Task objective - Copy out the entries below, changing every "FancyBboxPatch shape" to "Rounded box" and leaving everything else as it is.

= = = =

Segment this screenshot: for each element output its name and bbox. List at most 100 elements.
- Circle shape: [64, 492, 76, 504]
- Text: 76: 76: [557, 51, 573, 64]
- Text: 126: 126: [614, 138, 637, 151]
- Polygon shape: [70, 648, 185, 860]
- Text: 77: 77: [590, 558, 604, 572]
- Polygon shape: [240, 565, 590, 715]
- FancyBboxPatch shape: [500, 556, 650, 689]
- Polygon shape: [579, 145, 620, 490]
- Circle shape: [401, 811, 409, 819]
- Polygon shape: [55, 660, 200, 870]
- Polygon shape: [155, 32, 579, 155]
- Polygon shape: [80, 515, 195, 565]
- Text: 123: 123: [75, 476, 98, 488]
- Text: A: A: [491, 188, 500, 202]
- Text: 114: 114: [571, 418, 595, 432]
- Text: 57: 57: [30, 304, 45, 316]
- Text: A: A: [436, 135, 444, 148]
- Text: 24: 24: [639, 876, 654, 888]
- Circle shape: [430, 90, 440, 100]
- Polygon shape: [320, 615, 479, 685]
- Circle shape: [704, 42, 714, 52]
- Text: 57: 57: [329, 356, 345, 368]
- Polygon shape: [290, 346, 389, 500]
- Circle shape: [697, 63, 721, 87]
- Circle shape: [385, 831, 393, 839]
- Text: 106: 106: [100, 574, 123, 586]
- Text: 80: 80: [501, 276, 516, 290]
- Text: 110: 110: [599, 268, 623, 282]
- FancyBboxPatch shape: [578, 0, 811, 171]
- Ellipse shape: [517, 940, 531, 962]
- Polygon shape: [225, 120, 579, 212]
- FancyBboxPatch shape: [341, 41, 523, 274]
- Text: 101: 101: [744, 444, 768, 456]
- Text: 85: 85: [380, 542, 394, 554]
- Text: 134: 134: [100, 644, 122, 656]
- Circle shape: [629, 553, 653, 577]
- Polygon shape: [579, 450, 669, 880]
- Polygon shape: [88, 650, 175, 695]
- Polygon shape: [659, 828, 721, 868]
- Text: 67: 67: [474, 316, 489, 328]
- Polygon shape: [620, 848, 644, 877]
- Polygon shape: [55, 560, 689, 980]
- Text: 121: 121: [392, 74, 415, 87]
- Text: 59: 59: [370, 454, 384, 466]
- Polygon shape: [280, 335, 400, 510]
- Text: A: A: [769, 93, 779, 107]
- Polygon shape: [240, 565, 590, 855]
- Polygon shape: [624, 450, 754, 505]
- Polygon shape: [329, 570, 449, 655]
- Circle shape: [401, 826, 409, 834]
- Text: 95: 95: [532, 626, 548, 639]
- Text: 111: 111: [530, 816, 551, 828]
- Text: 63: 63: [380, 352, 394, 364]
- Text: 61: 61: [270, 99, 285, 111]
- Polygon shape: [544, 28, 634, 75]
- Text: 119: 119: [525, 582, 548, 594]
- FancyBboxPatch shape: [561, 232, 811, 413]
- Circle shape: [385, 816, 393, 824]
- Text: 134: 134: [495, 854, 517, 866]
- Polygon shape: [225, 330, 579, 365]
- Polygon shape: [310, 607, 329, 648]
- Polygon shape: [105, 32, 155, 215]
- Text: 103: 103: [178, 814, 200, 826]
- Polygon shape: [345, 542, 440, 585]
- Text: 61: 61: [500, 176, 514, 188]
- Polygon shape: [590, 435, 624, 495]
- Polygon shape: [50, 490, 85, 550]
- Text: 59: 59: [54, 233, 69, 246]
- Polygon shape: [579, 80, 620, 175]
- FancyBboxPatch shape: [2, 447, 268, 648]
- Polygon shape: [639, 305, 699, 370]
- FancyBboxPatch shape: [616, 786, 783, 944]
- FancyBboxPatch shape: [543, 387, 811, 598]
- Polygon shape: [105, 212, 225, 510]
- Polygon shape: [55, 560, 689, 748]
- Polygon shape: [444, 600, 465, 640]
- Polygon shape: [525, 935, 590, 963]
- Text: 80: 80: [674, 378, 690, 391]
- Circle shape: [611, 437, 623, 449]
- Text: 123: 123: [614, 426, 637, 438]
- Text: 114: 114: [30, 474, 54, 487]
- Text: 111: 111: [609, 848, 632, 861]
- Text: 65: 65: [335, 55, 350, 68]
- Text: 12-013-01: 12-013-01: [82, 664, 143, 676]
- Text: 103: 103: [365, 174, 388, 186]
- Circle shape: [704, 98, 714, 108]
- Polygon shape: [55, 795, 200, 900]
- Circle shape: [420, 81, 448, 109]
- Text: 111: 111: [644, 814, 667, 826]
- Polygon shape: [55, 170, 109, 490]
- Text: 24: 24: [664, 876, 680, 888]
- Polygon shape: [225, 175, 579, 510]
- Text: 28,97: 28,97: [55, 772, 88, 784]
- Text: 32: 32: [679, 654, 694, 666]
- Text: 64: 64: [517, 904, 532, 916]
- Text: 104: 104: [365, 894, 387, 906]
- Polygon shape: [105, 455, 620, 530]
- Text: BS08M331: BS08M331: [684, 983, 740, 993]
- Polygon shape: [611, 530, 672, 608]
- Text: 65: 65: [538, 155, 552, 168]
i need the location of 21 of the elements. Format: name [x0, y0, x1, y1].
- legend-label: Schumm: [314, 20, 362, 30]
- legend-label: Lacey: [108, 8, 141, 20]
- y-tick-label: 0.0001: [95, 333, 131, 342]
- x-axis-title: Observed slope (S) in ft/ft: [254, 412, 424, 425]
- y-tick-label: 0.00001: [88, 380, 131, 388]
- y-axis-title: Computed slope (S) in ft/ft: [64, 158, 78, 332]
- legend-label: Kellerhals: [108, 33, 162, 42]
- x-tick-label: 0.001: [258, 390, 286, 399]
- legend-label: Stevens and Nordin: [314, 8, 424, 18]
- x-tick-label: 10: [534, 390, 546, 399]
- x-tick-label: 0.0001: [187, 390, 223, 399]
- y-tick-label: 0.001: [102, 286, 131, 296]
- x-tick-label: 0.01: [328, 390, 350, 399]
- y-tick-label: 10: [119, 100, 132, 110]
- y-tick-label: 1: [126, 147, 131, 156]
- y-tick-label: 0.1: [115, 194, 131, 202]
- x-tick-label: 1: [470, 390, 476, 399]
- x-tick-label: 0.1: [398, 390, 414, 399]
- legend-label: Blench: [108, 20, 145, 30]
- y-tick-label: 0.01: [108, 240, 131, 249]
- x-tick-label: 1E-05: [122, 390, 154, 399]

= = = =

Worked solution -
Segment this screenshot: for each element output its name and bbox. List at most 100 elements.
- Circle shape: [64, 492, 76, 504]
- Text: 76: 76: [557, 51, 573, 64]
- Text: 126: 126: [614, 138, 637, 151]
- Polygon shape: [70, 648, 185, 860]
- Text: 77: 77: [590, 558, 604, 572]
- Polygon shape: [240, 565, 590, 715]
- Rounded box: [500, 556, 650, 689]
- Polygon shape: [579, 145, 620, 490]
- Circle shape: [401, 811, 409, 819]
- Polygon shape: [55, 660, 200, 870]
- Polygon shape: [155, 32, 579, 155]
- Polygon shape: [80, 515, 195, 565]
- Text: 123: 123: [75, 476, 98, 488]
- Text: A: A: [491, 188, 500, 202]
- Text: 114: 114: [571, 418, 595, 432]
- Text: 57: 57: [30, 304, 45, 316]
- Text: A: A: [436, 135, 444, 148]
- Text: 24: 24: [639, 876, 654, 888]
- Circle shape: [430, 90, 440, 100]
- Polygon shape: [320, 615, 479, 685]
- Circle shape: [704, 42, 714, 52]
- Text: 57: 57: [329, 356, 345, 368]
- Polygon shape: [290, 346, 389, 500]
- Circle shape: [697, 63, 721, 87]
- Circle shape: [385, 831, 393, 839]
- Text: 106: 106: [100, 574, 123, 586]
- Text: 80: 80: [501, 276, 516, 290]
- Text: 110: 110: [599, 268, 623, 282]
- Rounded box: [578, 0, 811, 171]
- Ellipse shape: [517, 940, 531, 962]
- Polygon shape: [225, 120, 579, 212]
- Rounded box: [341, 41, 523, 274]
- Text: 101: 101: [744, 444, 768, 456]
- Text: 85: 85: [380, 542, 394, 554]
- Text: 134: 134: [100, 644, 122, 656]
- Circle shape: [629, 553, 653, 577]
- Polygon shape: [579, 450, 669, 880]
- Polygon shape: [88, 650, 175, 695]
- Polygon shape: [659, 828, 721, 868]
- Text: 67: 67: [474, 316, 489, 328]
- Polygon shape: [620, 848, 644, 877]
- Polygon shape: [55, 560, 689, 980]
- Text: 121: 121: [392, 74, 415, 87]
- Text: 59: 59: [370, 454, 384, 466]
- Polygon shape: [280, 335, 400, 510]
- Text: A: A: [769, 93, 779, 107]
- Polygon shape: [240, 565, 590, 855]
- Polygon shape: [624, 450, 754, 505]
- Polygon shape: [329, 570, 449, 655]
- Circle shape: [401, 826, 409, 834]
- Text: 95: 95: [532, 626, 548, 639]
- Text: 111: 111: [530, 816, 551, 828]
- Text: 63: 63: [380, 352, 394, 364]
- Text: 61: 61: [270, 99, 285, 111]
- Polygon shape: [544, 28, 634, 75]
- Text: 119: 119: [525, 582, 548, 594]
- Rounded box: [561, 232, 811, 413]
- Circle shape: [385, 816, 393, 824]
- Text: 134: 134: [495, 854, 517, 866]
- Polygon shape: [225, 330, 579, 365]
- Polygon shape: [310, 607, 329, 648]
- Polygon shape: [105, 32, 155, 215]
- Text: 103: 103: [178, 814, 200, 826]
- Polygon shape: [345, 542, 440, 585]
- Text: 61: 61: [500, 176, 514, 188]
- Polygon shape: [590, 435, 624, 495]
- Polygon shape: [50, 490, 85, 550]
- Text: 59: 59: [54, 233, 69, 246]
- Polygon shape: [579, 80, 620, 175]
- Rounded box: [2, 447, 268, 648]
- Polygon shape: [639, 305, 699, 370]
- Rounded box: [616, 786, 783, 944]
- Rounded box: [543, 387, 811, 598]
- Polygon shape: [105, 212, 225, 510]
- Polygon shape: [55, 560, 689, 748]
- Polygon shape: [444, 600, 465, 640]
- Polygon shape: [525, 935, 590, 963]
- Text: 80: 80: [674, 378, 690, 391]
- Circle shape: [611, 437, 623, 449]
- Text: 123: 123: [614, 426, 637, 438]
- Text: 114: 114: [30, 474, 54, 487]
- Text: 111: 111: [609, 848, 632, 861]
- Text: 65: 65: [335, 55, 350, 68]
- Text: 12-013-01: 12-013-01: [82, 664, 143, 676]
- Text: 103: 103: [365, 174, 388, 186]
- Circle shape: [704, 98, 714, 108]
- Polygon shape: [55, 795, 200, 900]
- Circle shape: [420, 81, 448, 109]
- Text: 111: 111: [644, 814, 667, 826]
- Polygon shape: [55, 170, 109, 490]
- Text: 24: 24: [664, 876, 680, 888]
- Polygon shape: [225, 175, 579, 510]
- Text: 28,97: 28,97: [55, 772, 88, 784]
- Text: 32: 32: [679, 654, 694, 666]
- Text: 64: 64: [517, 904, 532, 916]
- Text: 104: 104: [365, 894, 387, 906]
- Polygon shape: [105, 455, 620, 530]
- Text: BS08M331: BS08M331: [684, 983, 740, 993]
- Polygon shape: [611, 530, 672, 608]
- Text: 65: 65: [538, 155, 552, 168]
i need the location of 21 of the elements. Format: name [x0, y0, x1, y1].
- legend-label: Schumm: [314, 20, 362, 30]
- legend-label: Lacey: [108, 8, 141, 20]
- y-tick-label: 0.0001: [95, 333, 131, 342]
- x-axis-title: Observed slope (S) in ft/ft: [254, 412, 424, 425]
- y-tick-label: 0.00001: [88, 380, 131, 388]
- y-axis-title: Computed slope (S) in ft/ft: [64, 158, 78, 332]
- legend-label: Kellerhals: [108, 33, 162, 42]
- x-tick-label: 0.001: [258, 390, 286, 399]
- legend-label: Stevens and Nordin: [314, 8, 424, 18]
- x-tick-label: 10: [534, 390, 546, 399]
- x-tick-label: 0.0001: [187, 390, 223, 399]
- y-tick-label: 0.001: [102, 286, 131, 296]
- x-tick-label: 0.01: [328, 390, 350, 399]
- y-tick-label: 10: [119, 100, 132, 110]
- y-tick-label: 1: [126, 147, 131, 156]
- y-tick-label: 0.1: [115, 194, 131, 202]
- x-tick-label: 1: [470, 390, 476, 399]
- x-tick-label: 0.1: [398, 390, 414, 399]
- legend-label: Blench: [108, 20, 145, 30]
- y-tick-label: 0.01: [108, 240, 131, 249]
- x-tick-label: 1E-05: [122, 390, 154, 399]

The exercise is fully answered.